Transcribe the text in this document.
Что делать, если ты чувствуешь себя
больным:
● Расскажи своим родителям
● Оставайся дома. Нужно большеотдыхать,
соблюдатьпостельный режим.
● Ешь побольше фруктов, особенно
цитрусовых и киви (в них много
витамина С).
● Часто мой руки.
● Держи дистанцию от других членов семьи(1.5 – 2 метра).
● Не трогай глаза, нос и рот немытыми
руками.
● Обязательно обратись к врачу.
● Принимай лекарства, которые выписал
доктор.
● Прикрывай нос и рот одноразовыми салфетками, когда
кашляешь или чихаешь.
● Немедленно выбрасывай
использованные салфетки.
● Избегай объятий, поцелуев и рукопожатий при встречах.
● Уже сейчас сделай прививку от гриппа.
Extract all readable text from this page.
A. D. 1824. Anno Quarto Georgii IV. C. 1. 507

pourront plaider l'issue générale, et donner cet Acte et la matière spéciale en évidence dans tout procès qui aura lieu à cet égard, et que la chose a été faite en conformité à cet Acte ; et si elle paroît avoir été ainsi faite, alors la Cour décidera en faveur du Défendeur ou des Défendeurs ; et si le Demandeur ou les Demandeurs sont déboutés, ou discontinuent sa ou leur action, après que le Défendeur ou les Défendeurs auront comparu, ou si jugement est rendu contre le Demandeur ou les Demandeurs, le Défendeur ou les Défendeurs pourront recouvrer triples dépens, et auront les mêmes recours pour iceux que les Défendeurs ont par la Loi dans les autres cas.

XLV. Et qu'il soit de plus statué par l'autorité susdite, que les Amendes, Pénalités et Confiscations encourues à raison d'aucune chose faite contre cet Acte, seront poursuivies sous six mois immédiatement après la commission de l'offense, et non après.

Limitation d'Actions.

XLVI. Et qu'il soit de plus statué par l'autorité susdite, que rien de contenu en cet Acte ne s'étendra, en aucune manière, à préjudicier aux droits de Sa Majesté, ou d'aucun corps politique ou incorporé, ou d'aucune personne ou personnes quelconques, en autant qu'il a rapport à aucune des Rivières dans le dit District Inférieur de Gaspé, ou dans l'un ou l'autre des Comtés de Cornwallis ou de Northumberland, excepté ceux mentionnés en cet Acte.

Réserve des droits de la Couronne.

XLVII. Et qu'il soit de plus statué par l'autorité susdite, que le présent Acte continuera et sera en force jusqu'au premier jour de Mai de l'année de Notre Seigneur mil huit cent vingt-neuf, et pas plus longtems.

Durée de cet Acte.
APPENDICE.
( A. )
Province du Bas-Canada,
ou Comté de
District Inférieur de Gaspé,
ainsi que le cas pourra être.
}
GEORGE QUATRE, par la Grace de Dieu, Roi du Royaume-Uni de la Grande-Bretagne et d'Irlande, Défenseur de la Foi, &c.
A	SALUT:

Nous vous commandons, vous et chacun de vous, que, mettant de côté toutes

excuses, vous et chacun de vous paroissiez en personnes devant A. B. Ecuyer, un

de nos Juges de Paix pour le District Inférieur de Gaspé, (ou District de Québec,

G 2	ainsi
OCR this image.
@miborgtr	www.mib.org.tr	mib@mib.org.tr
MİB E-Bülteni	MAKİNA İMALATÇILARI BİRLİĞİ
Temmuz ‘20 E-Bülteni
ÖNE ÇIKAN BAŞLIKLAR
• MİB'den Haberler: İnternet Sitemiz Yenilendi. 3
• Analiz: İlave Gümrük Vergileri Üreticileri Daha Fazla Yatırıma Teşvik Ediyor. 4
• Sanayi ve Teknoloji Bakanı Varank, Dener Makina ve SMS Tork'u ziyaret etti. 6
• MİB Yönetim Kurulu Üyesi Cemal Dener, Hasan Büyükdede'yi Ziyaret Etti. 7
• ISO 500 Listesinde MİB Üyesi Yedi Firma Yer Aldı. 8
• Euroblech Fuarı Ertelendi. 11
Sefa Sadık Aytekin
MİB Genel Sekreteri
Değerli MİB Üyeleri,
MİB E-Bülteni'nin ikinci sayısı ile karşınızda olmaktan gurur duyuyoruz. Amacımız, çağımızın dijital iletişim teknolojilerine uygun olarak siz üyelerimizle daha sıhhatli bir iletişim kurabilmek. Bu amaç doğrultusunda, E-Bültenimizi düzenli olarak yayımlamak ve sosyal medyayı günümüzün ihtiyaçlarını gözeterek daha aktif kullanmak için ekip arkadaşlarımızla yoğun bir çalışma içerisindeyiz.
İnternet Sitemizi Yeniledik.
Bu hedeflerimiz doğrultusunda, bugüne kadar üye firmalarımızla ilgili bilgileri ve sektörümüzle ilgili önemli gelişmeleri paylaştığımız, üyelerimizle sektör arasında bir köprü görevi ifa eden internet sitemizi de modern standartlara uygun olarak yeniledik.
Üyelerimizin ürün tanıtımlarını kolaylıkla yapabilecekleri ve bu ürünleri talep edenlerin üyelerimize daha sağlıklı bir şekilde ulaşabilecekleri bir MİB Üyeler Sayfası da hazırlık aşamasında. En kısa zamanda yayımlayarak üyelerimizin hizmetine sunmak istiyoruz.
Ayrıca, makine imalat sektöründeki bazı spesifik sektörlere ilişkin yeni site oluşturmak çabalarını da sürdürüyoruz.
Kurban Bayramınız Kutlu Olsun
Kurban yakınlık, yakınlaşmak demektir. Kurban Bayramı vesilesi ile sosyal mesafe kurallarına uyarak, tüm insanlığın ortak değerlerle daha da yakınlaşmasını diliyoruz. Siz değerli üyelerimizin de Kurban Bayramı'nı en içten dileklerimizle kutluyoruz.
______
▶ What this task involves
Select the lines that carry the string "Dener" and copy them.

▶ Response
• Sanayi ve Teknoloji Bakanı Varank, Dener Makina ve SMS Tork'u ziyaret etti. 6
• MİB Yönetim Kurulu Üyesi Cemal Dener, Hasan Büyükdede'yi Ziyaret Etti. 7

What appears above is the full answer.